Aim of the task:
Whenever "Universitas" appears in a line, please copy that line from the data.

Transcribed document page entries

---

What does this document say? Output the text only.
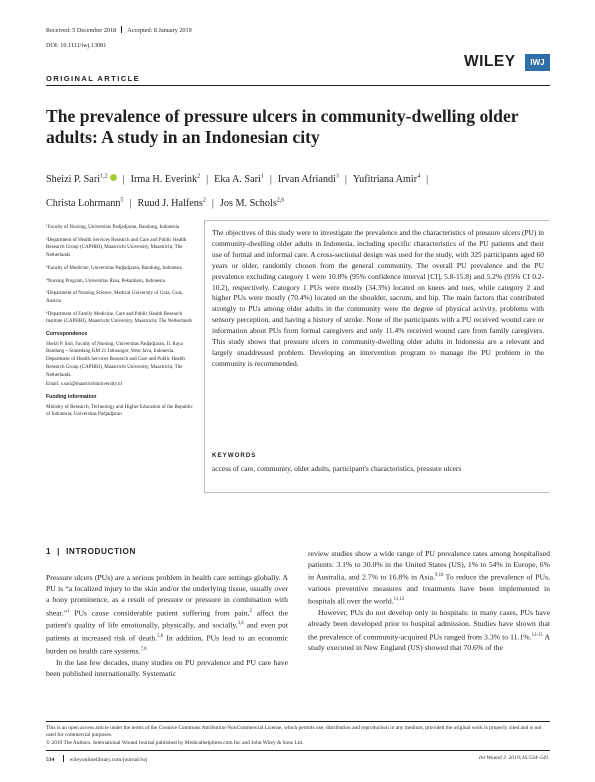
Received: 5 December 2018 Accepted: 8 January 2019
DOI: 10.1111/iwj.13081
WILEY	IWJ
ORIGINAL ARTICLE
The prevalence of pressure ulcers in community-dwelling older adults: A study in an Indonesian city
Sheizi P. Sari$^{1,2}$ | Irma H. Everink$^2$ | Eka A. Sari$^1$ | Irvan Afriandi$^3$ | Yufitriana Amir$^4$ |
Christa Lohrmann$^5$ | Ruud J. Halfens$^2$ | Jos M. Schols$^{2,6}$

¹Faculty of Nursing, Universitas Padjadjaran, Bandung, Indonesia

²Department of Health Services Research and Care and Public Health Research Group (CAPHRI), Maastricht University, Maastricht, The Netherlands

³Faculty of Medicine, Universitas Padjadjaran, Bandung, Indonesia

⁴Nursing Program, Universitas Riau, Pekanbaru, Indonesia

⁵Department of Nursing Science, Medical University of Graz, Graz, Austria

⁶Department of Family Medicine, Care and Public Health Research Institute (CAPHRI), Maastricht University, Maastricht, The Netherlands

Correspondence

Sheizi P. Sari, Faculty of Nursing, Universitas Padjadjaran, Jl. Raya Bandung – Sumedang KM 21 Jatinangor, West Java, Indonesia. Department of Health Services Research and Care and Public Health Research Group (CAPHRI), Maastricht University, Maastricht, The Netherlands.

Email: s.sari@maastrichtuniversity.nl

Funding information

Ministry of Research, Technology and Higher Education of the Republic of Indonesia; Universitas Padjadjaran

The objectives of this study were to investigate the prevalence and the characteristics of pressure ulcers (PU) in community-dwelling older adults in Indonesia, including specific characteristics of the PU patients and their use of formal and informal care. A cross-sectional design was used for the study, with 325 participants aged 60 years or older, randomly chosen from the general community. The overall PU prevalence and the PU prevalence excluding category 1 were 10.8% (95% confidence interval [CI], 5.8-15.8) and 5.2% (95% CI 0.2-10.2), respectively. Category 1 PUs were mostly (34.3%) located on knees and toes, while category 2 and higher PUs were mostly (70.4%) located on the shoulder, sacrum, and hip. The main factors that contributed strongly to PUs among older adults in the community were the degree of physical activity, problems with sensory perception, and having a history of stroke. None of the participants with a PU received wound care or information about PUs from formal caregivers and only 11.4% received wound care from family caregivers. This study shows that pressure ulcers in community-dwelling older adults in Indonesia are a relevant and largely unaddressed problem. Developing an intervention program to manage the PU problem in the community is recommended.

KEYWORDS
access of care, community, older adults, participant's characteristics, pressure ulcers
1 | INTRODUCTION

Pressure ulcers (PUs) are a serious problem in health care settings globally. A PU is “a localized injury to the skin and/or the underlying tissue, usually over a bony prominence, as a result of pressure or pressure in combination with shear.”$^1$ PUs cause considerable patient suffering from pain,$^2$ affect the patient's quality of life emotionally, physically, and socially,$^{3,4}$ and even put patients at increased risk of death.$^{5,6}$ In addition, PUs lead to an economic burden on health care systems.$^{7,8}$

In the last few decades, many studies on PU prevalence and PU care have been published internationally. Systematic

review studies show a wide range of PU prevalence rates among hospitalised patients: 3.1% to 30.0% in the United States (US), 1% to 54% in Europe, 6% in Australia, and 2.7% to 16.8% in Asia.$^{9,10}$ To reduce the prevalence of PUs, various preventive measures and treatments have been implemented in hospitals all over the world.$^{11,12}$

However, PUs do not develop only in hospitals: in many cases, PUs have already been developed prior to hospital admission. Studies have shown that the prevalence of community-acquired PUs ranged from 3.3% to 11.1%.$^{13-15}$ A study executed in New England (US) showed that 70.6% of the

This is an open access article under the terms of the Creative Commons Attribution-NonCommercial License, which permits use, distribution and reproduction in any medium, provided the original work is properly cited and is not used for commercial purposes.

© 2019 The Authors. International Wound Journal published by Medicalhelplines.com Inc and John Wiley & Sons Ltd.

534	wileyonlinelibrary.com/journal/iwj	Int Wound J. 2019;16:534–541.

---

The completed task:
¹Faculty of Nursing, Universitas Padjadjaran, Bandung, Indonesia
³Faculty of Medicine, Universitas Padjadjaran, Bandung, Indonesia
⁴Nursing Program, Universitas Riau, Pekanbaru, Indonesia
Sheizi P. Sari, Faculty of Nursing, Universitas Padjadjaran, Jl. Raya Bandung – Sumedang KM 21 Jatinangor, West Java, Indonesia. Department of Health Services Research and Care and Public Health Research Group (CAPHRI), Maastricht University, Maastricht, The Netherlands.
Ministry of Research, Technology and Higher Education of the Republic of Indonesia; Universitas Padjadjaran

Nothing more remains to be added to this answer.